# Material supplied
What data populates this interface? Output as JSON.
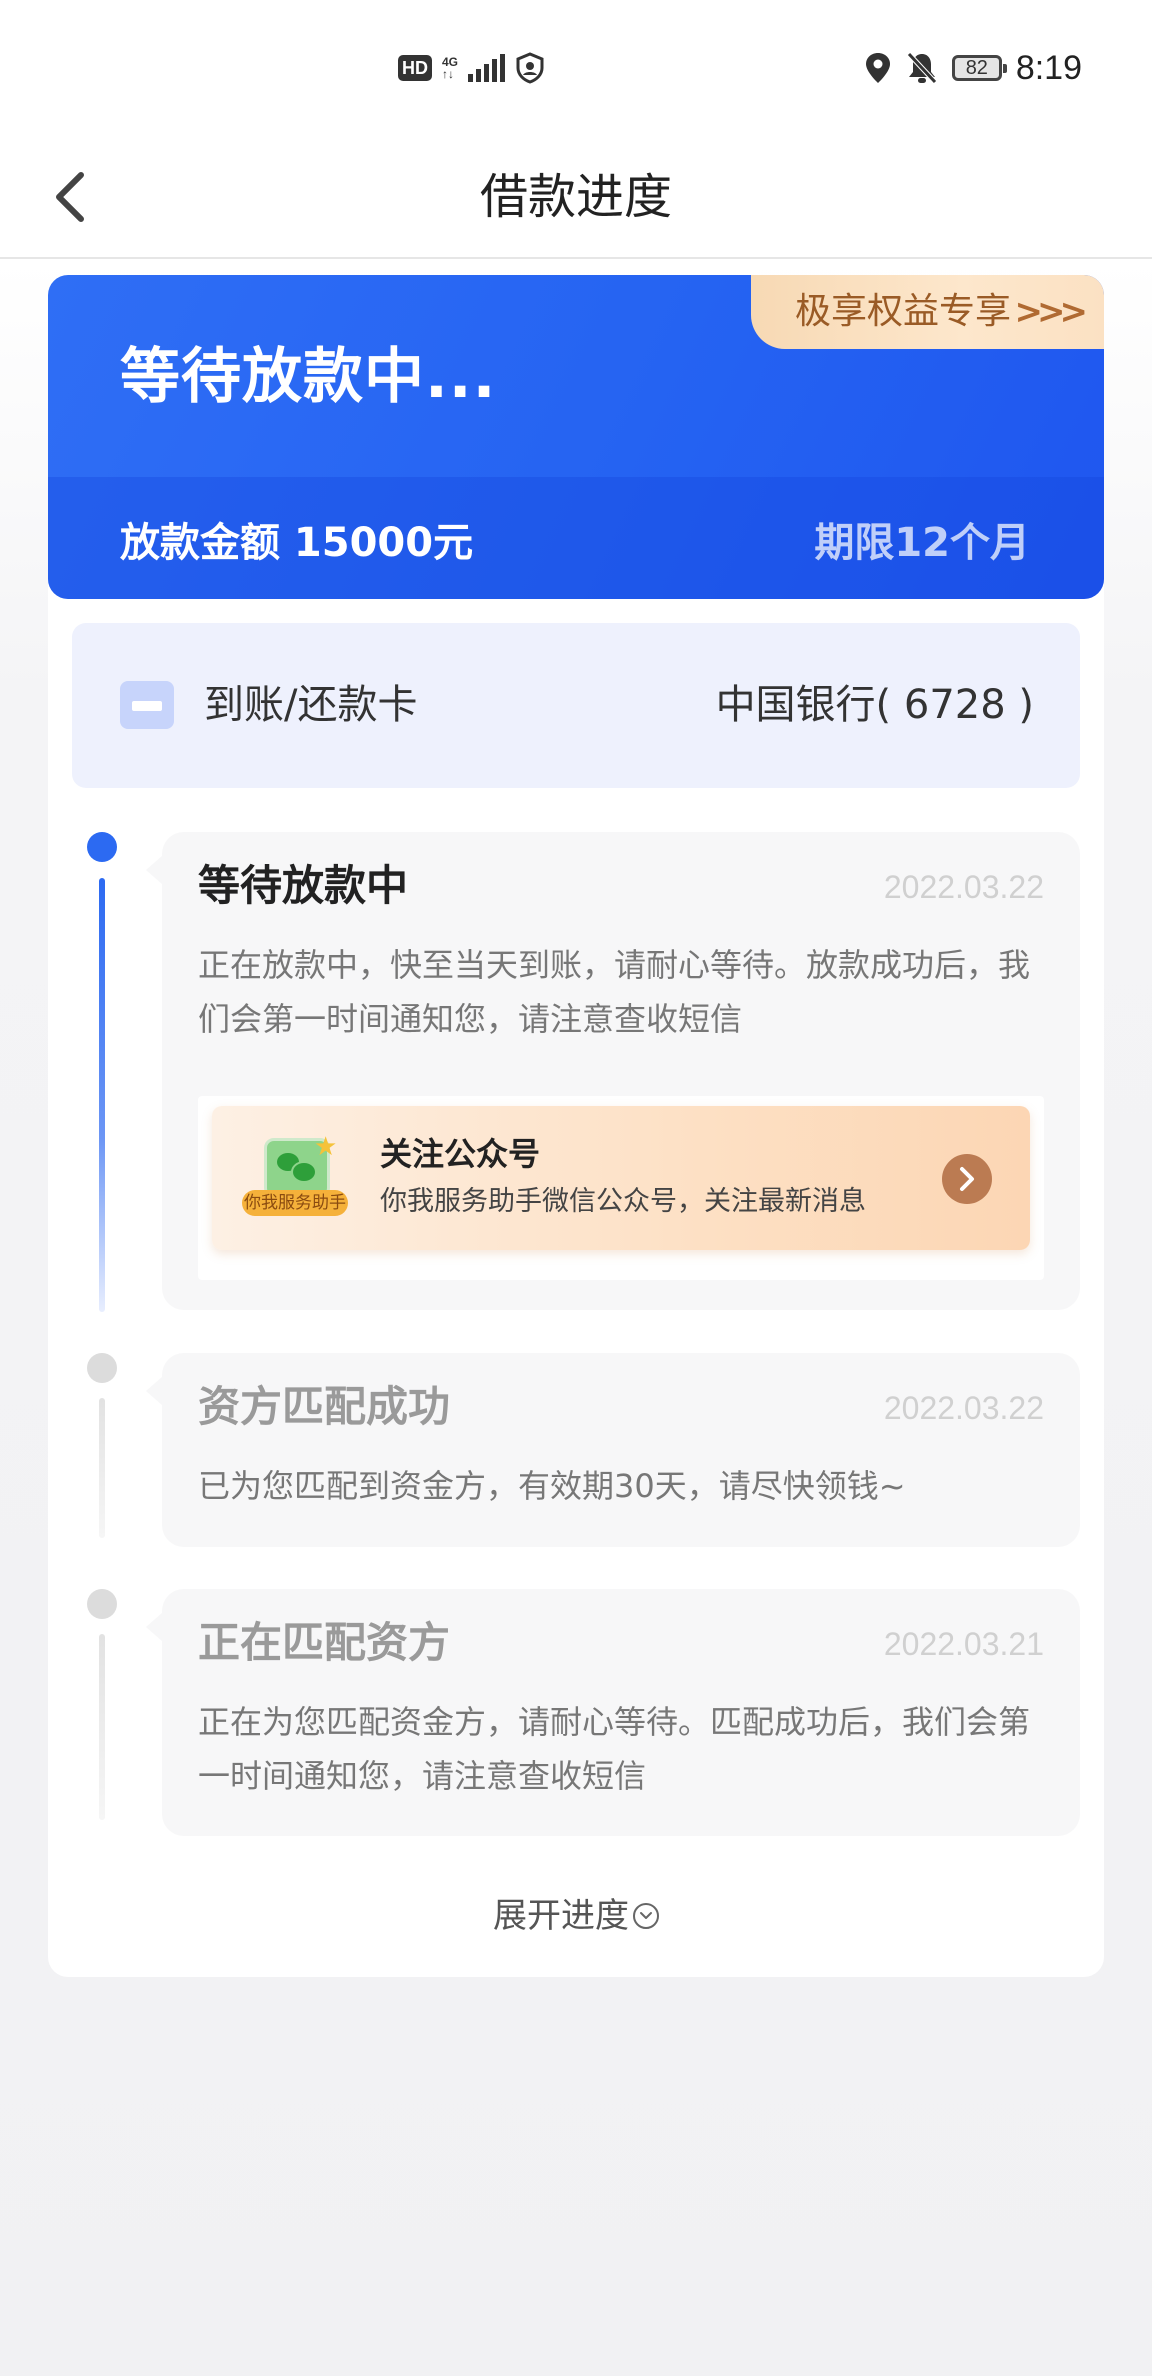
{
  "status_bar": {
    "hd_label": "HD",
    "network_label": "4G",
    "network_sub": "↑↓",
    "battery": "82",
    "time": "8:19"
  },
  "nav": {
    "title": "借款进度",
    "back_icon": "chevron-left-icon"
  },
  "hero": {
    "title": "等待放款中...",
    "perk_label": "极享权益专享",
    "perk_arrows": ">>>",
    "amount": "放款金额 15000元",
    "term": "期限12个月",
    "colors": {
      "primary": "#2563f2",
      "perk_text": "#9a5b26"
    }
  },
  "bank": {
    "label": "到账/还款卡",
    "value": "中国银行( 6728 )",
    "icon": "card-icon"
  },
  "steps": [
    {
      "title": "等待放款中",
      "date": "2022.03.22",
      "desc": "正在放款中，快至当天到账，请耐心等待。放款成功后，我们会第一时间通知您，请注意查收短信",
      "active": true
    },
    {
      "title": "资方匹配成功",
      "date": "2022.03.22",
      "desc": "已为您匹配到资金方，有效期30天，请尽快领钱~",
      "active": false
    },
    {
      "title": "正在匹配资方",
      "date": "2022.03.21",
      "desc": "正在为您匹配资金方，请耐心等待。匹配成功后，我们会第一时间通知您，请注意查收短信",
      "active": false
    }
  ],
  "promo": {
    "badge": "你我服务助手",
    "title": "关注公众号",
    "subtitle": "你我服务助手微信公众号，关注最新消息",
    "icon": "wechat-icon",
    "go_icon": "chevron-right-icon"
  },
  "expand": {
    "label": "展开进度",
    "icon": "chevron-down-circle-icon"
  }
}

# Set task
Which lines hold the word "icon"? Copy all of them.

# Task output
    "back_icon": "chevron-left-icon"
    "icon": "card-icon"
    "icon": "wechat-icon",
    "go_icon": "chevron-right-icon"
    "icon": "chevron-down-circle-icon"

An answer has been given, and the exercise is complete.